_Items:_

━━━━━━━━━━━━━━━━━━━━━━━━━━━━━━

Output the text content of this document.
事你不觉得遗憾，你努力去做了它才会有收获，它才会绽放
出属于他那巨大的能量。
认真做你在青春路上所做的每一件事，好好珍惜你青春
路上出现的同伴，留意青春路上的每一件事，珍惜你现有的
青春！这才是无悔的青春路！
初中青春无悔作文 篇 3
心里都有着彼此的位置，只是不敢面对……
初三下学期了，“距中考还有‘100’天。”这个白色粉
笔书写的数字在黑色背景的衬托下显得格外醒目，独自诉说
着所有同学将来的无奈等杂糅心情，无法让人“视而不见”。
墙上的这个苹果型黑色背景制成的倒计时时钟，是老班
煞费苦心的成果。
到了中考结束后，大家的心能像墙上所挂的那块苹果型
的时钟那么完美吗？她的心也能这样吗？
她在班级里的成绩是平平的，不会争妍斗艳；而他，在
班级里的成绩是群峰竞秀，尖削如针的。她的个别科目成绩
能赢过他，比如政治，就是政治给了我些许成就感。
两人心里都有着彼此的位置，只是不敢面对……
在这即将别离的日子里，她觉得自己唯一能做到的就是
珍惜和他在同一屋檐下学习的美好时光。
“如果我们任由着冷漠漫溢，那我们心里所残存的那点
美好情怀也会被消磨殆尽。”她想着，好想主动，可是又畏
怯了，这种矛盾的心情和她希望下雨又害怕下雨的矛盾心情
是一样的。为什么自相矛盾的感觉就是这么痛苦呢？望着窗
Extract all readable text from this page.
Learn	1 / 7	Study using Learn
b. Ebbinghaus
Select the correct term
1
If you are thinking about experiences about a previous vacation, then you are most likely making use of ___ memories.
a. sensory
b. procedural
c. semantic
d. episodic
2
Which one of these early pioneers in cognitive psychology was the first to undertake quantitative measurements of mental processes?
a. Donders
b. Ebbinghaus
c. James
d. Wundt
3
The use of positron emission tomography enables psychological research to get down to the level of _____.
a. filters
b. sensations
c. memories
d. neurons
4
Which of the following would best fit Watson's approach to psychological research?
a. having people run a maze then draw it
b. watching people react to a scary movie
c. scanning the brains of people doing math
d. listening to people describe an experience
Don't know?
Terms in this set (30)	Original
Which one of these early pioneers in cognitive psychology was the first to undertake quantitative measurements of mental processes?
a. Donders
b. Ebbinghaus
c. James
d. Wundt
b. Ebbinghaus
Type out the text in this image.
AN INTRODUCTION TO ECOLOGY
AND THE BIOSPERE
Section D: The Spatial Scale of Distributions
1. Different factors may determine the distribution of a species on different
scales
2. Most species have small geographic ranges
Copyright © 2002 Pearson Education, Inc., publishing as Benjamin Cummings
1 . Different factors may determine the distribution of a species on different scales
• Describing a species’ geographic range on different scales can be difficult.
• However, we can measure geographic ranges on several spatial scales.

━━━━━━━━━━━━━━━━━━━━━━━━━━━━━━

Find how many of the lines above have the word "只是不敢面对" in them. State only that number.

_Solution to the exercise:_ 2